* **WHAT YOU HAVE TO DO**
Which lines below hold the word "Galactic"? Copy all of them.

* **DATA ROWS**

□ □ □ □ □

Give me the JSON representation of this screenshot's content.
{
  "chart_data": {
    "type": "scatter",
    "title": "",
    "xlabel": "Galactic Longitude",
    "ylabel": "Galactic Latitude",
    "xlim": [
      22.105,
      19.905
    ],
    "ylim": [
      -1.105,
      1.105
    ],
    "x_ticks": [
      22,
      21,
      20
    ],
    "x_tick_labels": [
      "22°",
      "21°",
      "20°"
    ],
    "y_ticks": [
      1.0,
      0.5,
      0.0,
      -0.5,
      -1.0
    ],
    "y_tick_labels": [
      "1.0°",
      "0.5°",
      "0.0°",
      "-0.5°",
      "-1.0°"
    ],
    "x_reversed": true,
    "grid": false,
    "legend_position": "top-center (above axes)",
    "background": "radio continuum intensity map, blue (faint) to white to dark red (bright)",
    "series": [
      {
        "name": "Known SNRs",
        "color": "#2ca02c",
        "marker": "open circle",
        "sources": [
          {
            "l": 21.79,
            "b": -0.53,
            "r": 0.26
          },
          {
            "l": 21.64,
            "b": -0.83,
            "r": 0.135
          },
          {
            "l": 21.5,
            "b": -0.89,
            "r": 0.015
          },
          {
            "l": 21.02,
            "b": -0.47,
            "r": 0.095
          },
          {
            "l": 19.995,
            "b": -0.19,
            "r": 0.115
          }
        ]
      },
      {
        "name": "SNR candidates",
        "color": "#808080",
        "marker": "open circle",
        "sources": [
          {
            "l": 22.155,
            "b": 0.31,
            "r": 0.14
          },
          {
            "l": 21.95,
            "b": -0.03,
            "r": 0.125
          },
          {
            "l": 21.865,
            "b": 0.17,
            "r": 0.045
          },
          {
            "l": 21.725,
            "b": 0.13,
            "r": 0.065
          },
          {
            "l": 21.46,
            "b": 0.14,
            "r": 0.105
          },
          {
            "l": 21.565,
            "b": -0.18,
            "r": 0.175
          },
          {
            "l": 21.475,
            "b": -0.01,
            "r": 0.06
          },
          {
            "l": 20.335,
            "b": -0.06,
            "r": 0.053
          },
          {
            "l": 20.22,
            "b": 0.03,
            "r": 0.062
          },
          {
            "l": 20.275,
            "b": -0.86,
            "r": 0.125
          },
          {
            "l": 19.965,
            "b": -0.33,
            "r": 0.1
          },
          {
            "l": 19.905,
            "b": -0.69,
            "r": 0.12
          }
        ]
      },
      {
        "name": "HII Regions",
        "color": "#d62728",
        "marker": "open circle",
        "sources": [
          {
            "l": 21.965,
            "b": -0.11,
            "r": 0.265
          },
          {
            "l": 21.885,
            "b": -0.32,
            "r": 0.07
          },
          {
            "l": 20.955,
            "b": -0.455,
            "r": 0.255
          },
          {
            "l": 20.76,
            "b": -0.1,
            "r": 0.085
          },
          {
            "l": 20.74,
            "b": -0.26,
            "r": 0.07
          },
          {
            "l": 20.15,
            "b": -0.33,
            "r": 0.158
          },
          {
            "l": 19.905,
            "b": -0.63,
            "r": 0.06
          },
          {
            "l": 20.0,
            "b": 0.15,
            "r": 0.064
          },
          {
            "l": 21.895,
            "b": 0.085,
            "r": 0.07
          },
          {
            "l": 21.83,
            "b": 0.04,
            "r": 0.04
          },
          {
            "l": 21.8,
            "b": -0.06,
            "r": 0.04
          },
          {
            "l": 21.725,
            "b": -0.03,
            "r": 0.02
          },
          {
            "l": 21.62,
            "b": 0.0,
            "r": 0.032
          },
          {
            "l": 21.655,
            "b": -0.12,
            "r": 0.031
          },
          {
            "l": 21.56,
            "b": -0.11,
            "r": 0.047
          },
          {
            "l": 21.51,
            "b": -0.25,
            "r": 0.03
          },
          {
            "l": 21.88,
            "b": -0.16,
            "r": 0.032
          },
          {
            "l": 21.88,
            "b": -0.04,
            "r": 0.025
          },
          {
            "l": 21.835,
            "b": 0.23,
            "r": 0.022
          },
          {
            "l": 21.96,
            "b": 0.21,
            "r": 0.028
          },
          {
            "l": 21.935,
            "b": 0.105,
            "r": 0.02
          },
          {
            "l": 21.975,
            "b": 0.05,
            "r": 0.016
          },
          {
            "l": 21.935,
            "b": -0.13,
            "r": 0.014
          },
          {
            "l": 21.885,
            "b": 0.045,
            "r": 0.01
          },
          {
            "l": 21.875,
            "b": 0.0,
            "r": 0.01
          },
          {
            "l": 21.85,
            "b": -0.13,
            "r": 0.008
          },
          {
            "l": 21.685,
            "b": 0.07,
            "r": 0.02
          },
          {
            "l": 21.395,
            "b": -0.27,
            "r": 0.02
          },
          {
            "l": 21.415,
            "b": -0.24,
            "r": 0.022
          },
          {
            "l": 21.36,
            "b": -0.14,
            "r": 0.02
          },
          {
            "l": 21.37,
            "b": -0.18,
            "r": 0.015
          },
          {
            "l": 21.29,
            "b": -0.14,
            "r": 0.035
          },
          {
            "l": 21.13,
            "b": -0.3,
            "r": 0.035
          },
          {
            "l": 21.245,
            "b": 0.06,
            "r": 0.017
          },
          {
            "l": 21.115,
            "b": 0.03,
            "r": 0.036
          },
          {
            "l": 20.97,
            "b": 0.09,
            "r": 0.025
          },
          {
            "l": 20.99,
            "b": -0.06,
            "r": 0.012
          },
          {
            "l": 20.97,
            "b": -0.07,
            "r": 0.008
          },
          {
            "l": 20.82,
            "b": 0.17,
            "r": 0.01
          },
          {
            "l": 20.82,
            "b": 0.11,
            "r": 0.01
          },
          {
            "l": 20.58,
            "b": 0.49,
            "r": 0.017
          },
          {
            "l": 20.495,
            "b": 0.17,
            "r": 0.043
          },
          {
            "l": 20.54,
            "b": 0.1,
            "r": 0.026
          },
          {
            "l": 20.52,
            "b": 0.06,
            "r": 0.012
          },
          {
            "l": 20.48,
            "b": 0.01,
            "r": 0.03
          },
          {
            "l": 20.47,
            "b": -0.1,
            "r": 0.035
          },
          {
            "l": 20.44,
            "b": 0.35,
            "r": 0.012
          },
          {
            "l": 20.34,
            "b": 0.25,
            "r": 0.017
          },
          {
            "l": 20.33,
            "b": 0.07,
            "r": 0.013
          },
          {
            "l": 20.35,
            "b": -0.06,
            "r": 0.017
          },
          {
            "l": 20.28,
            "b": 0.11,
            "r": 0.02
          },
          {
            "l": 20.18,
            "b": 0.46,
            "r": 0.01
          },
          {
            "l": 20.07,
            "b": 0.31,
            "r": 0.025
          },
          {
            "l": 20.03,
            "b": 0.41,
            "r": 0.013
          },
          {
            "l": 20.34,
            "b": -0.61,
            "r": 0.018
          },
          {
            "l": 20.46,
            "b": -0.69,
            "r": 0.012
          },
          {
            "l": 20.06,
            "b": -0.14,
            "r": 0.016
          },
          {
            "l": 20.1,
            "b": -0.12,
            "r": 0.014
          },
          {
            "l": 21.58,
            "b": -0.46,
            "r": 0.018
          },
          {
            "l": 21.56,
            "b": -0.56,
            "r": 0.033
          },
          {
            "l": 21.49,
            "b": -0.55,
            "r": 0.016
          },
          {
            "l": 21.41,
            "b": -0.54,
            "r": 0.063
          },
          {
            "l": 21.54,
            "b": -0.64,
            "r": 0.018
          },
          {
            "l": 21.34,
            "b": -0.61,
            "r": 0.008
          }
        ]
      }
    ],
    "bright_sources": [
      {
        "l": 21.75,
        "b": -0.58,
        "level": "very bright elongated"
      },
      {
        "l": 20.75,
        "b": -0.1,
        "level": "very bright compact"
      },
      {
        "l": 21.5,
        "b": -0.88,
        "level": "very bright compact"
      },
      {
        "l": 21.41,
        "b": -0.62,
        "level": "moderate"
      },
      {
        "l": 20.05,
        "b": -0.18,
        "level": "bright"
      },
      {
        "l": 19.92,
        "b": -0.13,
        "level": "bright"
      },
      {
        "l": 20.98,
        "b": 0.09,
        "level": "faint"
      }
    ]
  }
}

□ □ □ □ □

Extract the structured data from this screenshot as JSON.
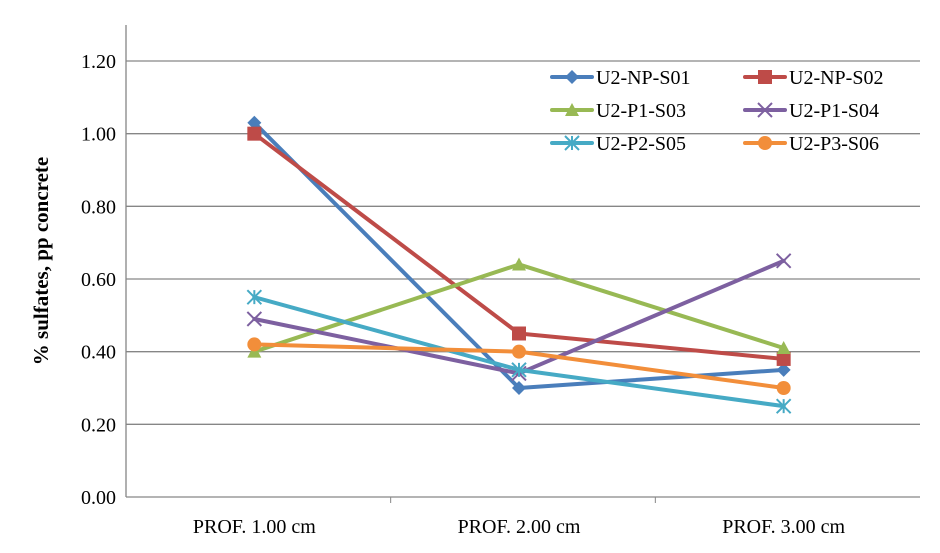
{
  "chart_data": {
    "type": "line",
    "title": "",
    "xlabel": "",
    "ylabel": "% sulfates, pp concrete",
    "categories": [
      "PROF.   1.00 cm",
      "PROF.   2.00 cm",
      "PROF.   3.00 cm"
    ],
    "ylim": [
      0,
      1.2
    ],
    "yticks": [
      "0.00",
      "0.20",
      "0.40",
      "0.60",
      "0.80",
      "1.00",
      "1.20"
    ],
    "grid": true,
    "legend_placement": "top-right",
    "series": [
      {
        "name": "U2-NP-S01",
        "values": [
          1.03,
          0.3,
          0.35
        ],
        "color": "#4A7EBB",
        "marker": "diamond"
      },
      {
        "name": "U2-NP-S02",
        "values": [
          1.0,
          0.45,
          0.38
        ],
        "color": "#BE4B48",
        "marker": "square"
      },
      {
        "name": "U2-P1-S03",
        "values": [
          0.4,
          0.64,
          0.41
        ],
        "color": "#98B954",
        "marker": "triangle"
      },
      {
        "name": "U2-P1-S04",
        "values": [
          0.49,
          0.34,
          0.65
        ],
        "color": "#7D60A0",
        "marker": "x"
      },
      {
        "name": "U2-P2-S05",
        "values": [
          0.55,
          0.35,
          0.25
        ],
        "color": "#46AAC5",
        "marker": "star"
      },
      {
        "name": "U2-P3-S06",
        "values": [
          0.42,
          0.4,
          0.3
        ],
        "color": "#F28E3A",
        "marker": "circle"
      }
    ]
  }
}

□ □ □ □ □

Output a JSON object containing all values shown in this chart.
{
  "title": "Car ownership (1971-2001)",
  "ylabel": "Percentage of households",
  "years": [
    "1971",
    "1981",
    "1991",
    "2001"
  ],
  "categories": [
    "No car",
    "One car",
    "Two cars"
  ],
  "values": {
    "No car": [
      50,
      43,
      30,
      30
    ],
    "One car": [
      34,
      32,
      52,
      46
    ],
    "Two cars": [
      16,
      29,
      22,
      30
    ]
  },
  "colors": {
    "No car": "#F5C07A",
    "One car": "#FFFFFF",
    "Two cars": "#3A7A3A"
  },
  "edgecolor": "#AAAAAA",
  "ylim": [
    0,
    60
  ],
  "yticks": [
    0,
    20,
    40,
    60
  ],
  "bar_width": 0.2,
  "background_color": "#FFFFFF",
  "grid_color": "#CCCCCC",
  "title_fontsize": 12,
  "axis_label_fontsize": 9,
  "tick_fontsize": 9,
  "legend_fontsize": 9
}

□ □ □ □ □

* **OUTPUT OF THE EXERCISE**
    "xlabel": "Galactic Longitude",
    "ylabel": "Galactic Latitude",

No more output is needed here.